* [Passage given]
━━━━━━

- Born: 21 May 1943 (age 83)
- Spouse: Margarita Levin

Education
- Doctoral advisor: Charles Parsons

Philosophical work
- Era: Contemporary philosophy
- Region: Western philosophy
- School: Analytic philosophy Reliabilism
- Main interests: Epistemology, philosophy of race
- Notable ideas: Heritability of intelligence

= Michael Levin (philosopher) =

American philosopher (born 1943)

Michael Levin (/ˈlɛvɪn/; born 21 May 1943) is an American philosopher and writer. A professor emeritus of philosophy at City College of New York, he has published on topics of metaphysics, epistemology, race, homosexuality, animal rights, the philosophy of archaeology, the philosophy of logic, philosophy of language, and the philosophy of science.

Levin's central research interests are in epistemology (reliabilism and Gettier problems) and the philosophy of race.

━━━━━━

* [Rows]
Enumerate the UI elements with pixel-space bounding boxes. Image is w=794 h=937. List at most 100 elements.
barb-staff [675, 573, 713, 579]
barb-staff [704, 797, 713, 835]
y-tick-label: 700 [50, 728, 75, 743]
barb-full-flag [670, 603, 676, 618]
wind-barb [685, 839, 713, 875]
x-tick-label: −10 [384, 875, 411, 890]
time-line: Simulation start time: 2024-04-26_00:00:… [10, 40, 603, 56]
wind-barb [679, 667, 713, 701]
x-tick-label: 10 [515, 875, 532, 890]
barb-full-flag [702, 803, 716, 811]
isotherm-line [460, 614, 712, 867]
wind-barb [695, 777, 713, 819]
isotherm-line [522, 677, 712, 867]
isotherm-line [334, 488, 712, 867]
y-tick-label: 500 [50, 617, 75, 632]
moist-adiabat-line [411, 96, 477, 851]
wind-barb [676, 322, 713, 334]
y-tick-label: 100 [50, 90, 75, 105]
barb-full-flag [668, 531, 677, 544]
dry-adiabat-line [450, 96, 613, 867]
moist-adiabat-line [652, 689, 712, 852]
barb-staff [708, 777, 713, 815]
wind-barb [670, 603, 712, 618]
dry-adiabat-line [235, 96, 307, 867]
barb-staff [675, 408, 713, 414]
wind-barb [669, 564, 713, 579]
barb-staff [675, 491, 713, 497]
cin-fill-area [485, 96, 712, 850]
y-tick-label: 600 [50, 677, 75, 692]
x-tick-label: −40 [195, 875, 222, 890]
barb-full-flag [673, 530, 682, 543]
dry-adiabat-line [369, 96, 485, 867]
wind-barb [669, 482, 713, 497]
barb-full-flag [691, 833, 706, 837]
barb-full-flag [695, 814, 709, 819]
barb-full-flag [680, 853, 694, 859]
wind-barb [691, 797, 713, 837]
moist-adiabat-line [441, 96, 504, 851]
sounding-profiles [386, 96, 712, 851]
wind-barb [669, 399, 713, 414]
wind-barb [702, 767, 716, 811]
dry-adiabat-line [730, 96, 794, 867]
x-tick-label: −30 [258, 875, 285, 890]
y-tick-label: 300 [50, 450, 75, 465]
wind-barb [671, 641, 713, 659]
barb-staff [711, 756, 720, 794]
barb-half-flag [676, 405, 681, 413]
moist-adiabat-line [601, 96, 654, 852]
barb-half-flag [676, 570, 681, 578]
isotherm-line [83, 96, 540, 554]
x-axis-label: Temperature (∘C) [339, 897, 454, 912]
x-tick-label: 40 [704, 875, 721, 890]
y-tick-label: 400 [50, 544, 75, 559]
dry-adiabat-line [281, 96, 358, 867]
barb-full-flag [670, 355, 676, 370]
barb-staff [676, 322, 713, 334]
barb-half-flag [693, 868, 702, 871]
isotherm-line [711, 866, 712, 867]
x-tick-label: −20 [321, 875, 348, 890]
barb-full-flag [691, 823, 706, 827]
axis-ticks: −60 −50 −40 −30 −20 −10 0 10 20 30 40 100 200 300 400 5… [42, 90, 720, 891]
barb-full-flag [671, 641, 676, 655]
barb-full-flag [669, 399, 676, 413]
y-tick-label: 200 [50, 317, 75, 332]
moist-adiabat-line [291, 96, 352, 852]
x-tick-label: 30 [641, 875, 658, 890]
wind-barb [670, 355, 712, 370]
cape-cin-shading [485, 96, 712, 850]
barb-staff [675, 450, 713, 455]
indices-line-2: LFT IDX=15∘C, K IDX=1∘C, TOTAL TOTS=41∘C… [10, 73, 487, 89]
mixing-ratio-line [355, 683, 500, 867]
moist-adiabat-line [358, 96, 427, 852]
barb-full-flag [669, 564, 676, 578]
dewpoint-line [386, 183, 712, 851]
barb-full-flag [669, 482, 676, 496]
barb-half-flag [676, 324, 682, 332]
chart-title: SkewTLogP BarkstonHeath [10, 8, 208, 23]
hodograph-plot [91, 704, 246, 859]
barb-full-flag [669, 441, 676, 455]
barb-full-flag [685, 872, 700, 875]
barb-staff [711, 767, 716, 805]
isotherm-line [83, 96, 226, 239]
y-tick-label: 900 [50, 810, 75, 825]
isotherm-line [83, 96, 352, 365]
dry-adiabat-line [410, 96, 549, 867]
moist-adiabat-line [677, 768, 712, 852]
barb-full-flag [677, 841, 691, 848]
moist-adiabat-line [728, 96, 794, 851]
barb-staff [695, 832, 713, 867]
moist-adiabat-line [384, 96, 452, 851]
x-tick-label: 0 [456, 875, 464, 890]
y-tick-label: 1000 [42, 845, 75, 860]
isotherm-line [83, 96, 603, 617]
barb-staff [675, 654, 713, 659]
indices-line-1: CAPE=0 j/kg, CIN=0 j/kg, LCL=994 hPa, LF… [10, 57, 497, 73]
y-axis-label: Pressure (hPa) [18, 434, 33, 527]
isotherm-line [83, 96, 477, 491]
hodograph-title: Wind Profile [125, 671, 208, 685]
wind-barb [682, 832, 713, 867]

━━━━━━

* [Requests]
1 – Using the passage about philosopher Michael Levin, answer these:
(a) Who was his doctoral advisor?
(b) At which college is he a professor emeritus?
(c) Which two topics in epistemology does it name as his central research interests?
2 – Carry on the passage about philosopher Michael Levin, picking up after its last sentence.

* [The responses]
1 –
(a) Charles Parsons
(b) City College of New York
(c) Reliabilism and Gettier problems

2 –
==Education==
Levin graduated from Stuyvesant High School in 1960, earned his Bachelor of Arts degree from Michigan State University in 1964, and studied at Columbia University where he received a doctoral degree in 1969. His dissertation was titled "Wittgenstein's Philosophy of Mathematics".

==Philosophical, political and social views==
Levin advocates reliabilism and heritability of racial differences.

===Economics===
For Christmas 2000, Levin published a libertarian critique of Dickens's popular novella A Christmas Carol in which he defends Scrooge as "an entrepreneur whose ideas and practices benefit his employees, society at large, and himself."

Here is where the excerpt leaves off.